Records from a collection

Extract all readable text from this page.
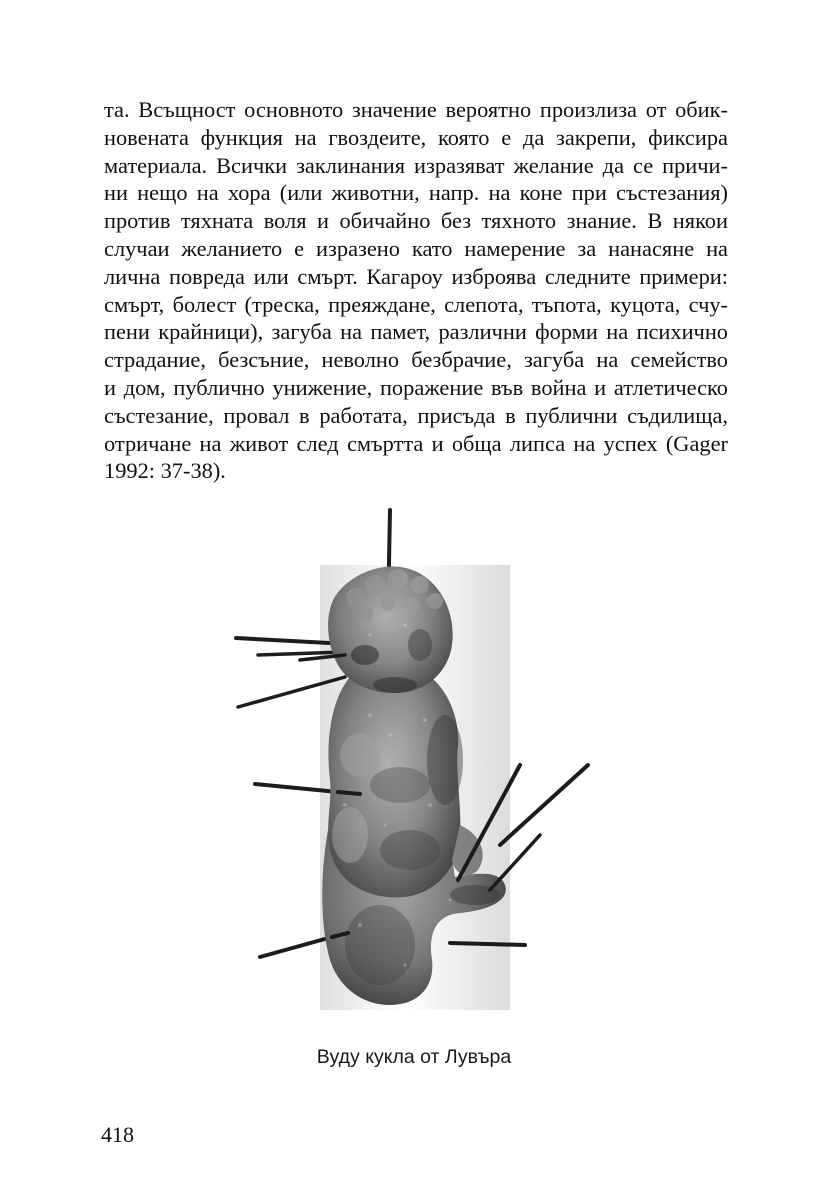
та. Всъщност основното значение вероятно произлиза от обик-
новената функция на гвоздеите, която е да закрепи, фиксира
материала. Всички заклинания изразяват желание да се причи-
ни нещо на хора (или животни, напр. на коне при състезания)
против тяхната воля и обичайно без тяхното знание. В някои
случаи желанието е изразено като намерение за нанасяне на
лична повреда или смърт. Кагароу изброява следните примери:
смърт, болест (треска, преяждане, слепота, тъпота, куцота, счу-
пени крайници), загуба на памет, различни форми на психично
страдание, безсъние, неволно безбрачие, загуба на семейство
и дом, публично унижение, поражение във война и атлетическо
състезание, провал в работата, присъда в публични съдилища,
отричане на живот след смъртта и обща липса на успех (Gager
1992: 37-38).
Вуду кукла от Лувъра
418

◆ WRITTEN EXERCISE:
From the records above, copy every line that holds the word "загуба".

◆ SOLVED PROBLEM:
пени крайници), загуба на памет, различни форми на психично
страдание, безсъние, неволно безбрачие, загуба на семейство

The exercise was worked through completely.